Short problem - Using the listing below, extract each line that has the word "下列说法正确的是" in it.

*** Supplied material

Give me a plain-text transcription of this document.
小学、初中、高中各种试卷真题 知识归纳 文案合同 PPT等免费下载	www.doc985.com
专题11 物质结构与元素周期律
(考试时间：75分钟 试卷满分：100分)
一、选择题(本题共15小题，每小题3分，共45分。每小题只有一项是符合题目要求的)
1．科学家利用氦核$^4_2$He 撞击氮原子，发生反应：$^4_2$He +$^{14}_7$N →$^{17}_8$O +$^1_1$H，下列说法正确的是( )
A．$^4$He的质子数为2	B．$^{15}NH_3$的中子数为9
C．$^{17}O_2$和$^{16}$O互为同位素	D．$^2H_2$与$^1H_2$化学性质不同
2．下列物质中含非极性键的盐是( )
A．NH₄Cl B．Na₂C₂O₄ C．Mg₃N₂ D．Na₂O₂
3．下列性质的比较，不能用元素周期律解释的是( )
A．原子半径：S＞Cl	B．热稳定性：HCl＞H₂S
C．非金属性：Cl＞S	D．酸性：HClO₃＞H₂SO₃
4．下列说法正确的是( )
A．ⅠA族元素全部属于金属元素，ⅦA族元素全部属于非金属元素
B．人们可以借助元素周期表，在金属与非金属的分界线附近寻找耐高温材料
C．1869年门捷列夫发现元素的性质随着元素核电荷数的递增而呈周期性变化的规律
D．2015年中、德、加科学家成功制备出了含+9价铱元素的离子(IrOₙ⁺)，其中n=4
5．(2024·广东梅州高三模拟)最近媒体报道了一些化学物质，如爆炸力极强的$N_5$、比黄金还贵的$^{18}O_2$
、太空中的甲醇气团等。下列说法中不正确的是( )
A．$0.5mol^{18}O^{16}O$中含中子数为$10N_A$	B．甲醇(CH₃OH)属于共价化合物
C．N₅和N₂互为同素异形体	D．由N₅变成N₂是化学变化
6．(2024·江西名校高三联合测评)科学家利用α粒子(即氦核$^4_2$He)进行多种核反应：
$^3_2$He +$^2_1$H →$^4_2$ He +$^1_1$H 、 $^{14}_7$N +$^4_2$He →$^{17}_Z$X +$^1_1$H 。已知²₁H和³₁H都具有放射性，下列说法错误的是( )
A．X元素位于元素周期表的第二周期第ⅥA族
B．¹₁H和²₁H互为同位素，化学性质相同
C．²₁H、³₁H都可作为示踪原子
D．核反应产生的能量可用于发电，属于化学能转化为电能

******

Task output -
1．科学家利用氦核$^4_2$He 撞击氮原子，发生反应：$^4_2$He +$^{14}_7$N →$^{17}_8$O +$^1_1$H，下列说法正确的是( )
4．下列说法正确的是( )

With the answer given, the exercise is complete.